------ Listed entries ------

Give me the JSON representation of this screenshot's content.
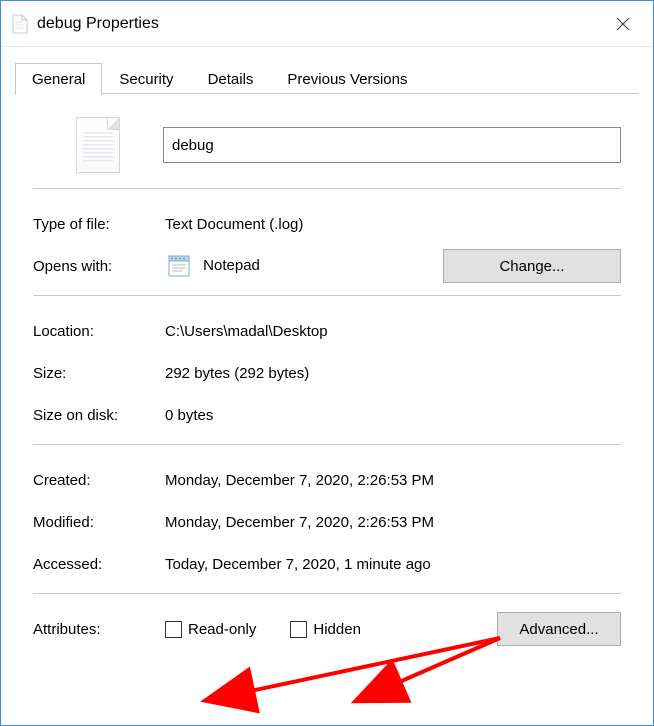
{
  "titlebar": {
    "title": "debug Properties"
  },
  "tabs": [
    {
      "label": "General",
      "active": true
    },
    {
      "label": "Security",
      "active": false
    },
    {
      "label": "Details",
      "active": false
    },
    {
      "label": "Previous Versions",
      "active": false
    }
  ],
  "filename": "debug",
  "fields": {
    "type_of_file": {
      "label": "Type of file:",
      "value": "Text Document (.log)"
    },
    "opens_with": {
      "label": "Opens with:",
      "app": "Notepad",
      "change_btn": "Change..."
    },
    "location": {
      "label": "Location:",
      "value": "C:\\Users\\madal\\Desktop"
    },
    "size": {
      "label": "Size:",
      "value": "292 bytes (292 bytes)"
    },
    "size_on_disk": {
      "label": "Size on disk:",
      "value": "0 bytes"
    },
    "created": {
      "label": "Created:",
      "value": "Monday, December 7, 2020, 2:26:53 PM"
    },
    "modified": {
      "label": "Modified:",
      "value": "Monday, December 7, 2020, 2:26:53 PM"
    },
    "accessed": {
      "label": "Accessed:",
      "value": "Today, December 7, 2020, 1 minute ago"
    }
  },
  "attributes": {
    "label": "Attributes:",
    "readonly_label": "Read-only",
    "hidden_label": "Hidden",
    "advanced_btn": "Advanced..."
  },
  "annotation": {
    "color": "#ff0000"
  }
}
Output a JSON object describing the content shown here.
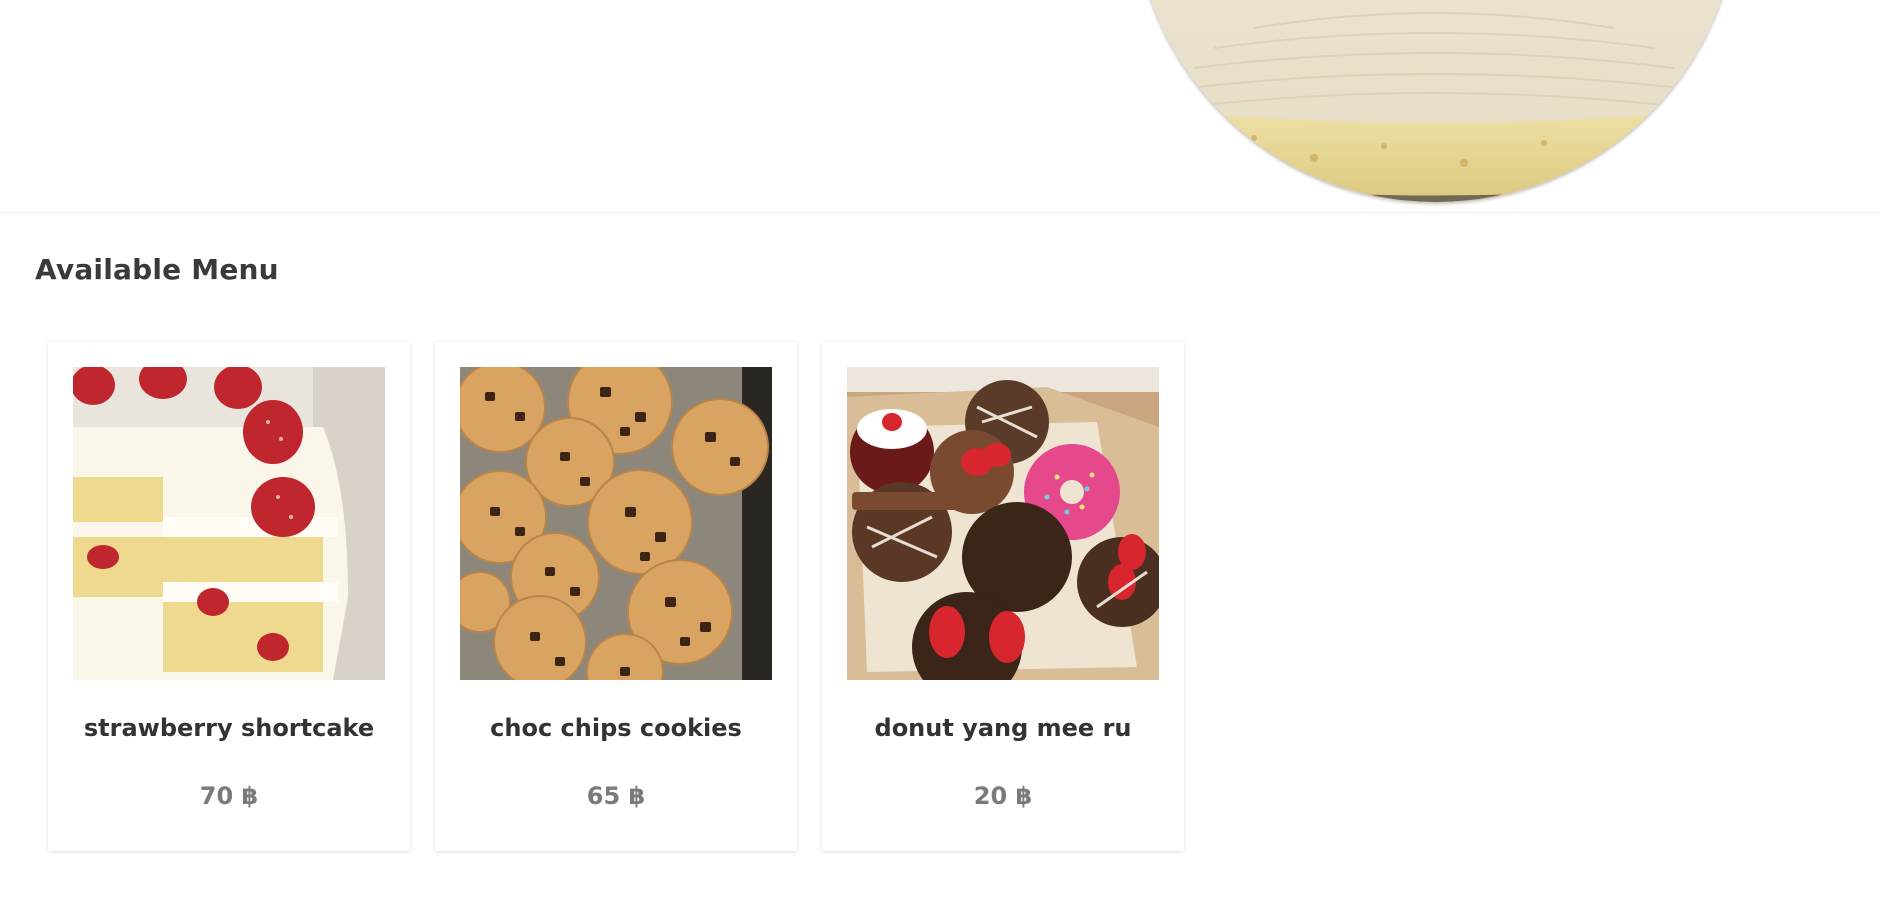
{
  "hero": {
    "image_icon": "cake-photo"
  },
  "menu": {
    "title": "Available Menu",
    "currency_symbol": "฿",
    "items": [
      {
        "name": "strawberry shortcake",
        "price": "70 ฿",
        "image_icon": "strawberry-shortcake-photo"
      },
      {
        "name": "choc chips cookies",
        "price": "65 ฿",
        "image_icon": "chocolate-chip-cookies-photo"
      },
      {
        "name": "donut yang mee ru",
        "price": "20 ฿",
        "image_icon": "donuts-box-photo"
      }
    ]
  },
  "colors": {
    "background": "#ffffff",
    "title_text": "#3a3a3a",
    "item_name_text": "#333333",
    "price_text": "#7a7a7a"
  }
}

------

▶ **Problem description**: Reproduce the entries exactly. Do not carry over any picture.

▶ **Worked solution**:
Give me the JSON representation of this screenshot's content.
{
  "titlebar": {
    "title": "debug Properties"
  },
  "tabs": [
    {
      "label": "General",
      "active": true
    },
    {
      "label": "Security",
      "active": false
    },
    {
      "label": "Details",
      "active": false
    },
    {
      "label": "Previous Versions",
      "active": false
    }
  ],
  "filename": "debug",
  "fields": {
    "type_of_file": {
      "label": "Type of file:",
      "value": "Text Document (.log)"
    },
    "opens_with": {
      "label": "Opens with:",
      "app": "Notepad",
      "change_btn": "Change..."
    },
    "location": {
      "label": "Location:",
      "value": "C:\\Users\\madal\\Desktop"
    },
    "size": {
      "label": "Size:",
      "value": "292 bytes (292 bytes)"
    },
    "size_on_disk": {
      "label": "Size on disk:",
      "value": "0 bytes"
    },
    "created": {
      "label": "Created:",
      "value": "Monday, December 7, 2020, 2:26:53 PM"
    },
    "modified": {
      "label": "Modified:",
      "value": "Monday, December 7, 2020, 2:26:53 PM"
    },
    "accessed": {
      "label": "Accessed:",
      "value": "Today, December 7, 2020, 1 minute ago"
    }
  },
  "attributes": {
    "label": "Attributes:",
    "readonly_label": "Read-only",
    "hidden_label": "Hidden",
    "advanced_btn": "Advanced..."
  },
  "annotation": {
    "color": "#ff0000"
  }
}
Output a JSON object describing the content shown here.
{
  "hero": {
    "image_icon": "cake-photo"
  },
  "menu": {
    "title": "Available Menu",
    "currency_symbol": "฿",
    "items": [
      {
        "name": "strawberry shortcake",
        "price": "70 ฿",
        "image_icon": "strawberry-shortcake-photo"
      },
      {
        "name": "choc chips cookies",
        "price": "65 ฿",
        "image_icon": "chocolate-chip-cookies-photo"
      },
      {
        "name": "donut yang mee ru",
        "price": "20 ฿",
        "image_icon": "donuts-box-photo"
      }
    ]
  },
  "colors": {
    "background": "#ffffff",
    "title_text": "#3a3a3a",
    "item_name_text": "#333333",
    "price_text": "#7a7a7a"
  }
}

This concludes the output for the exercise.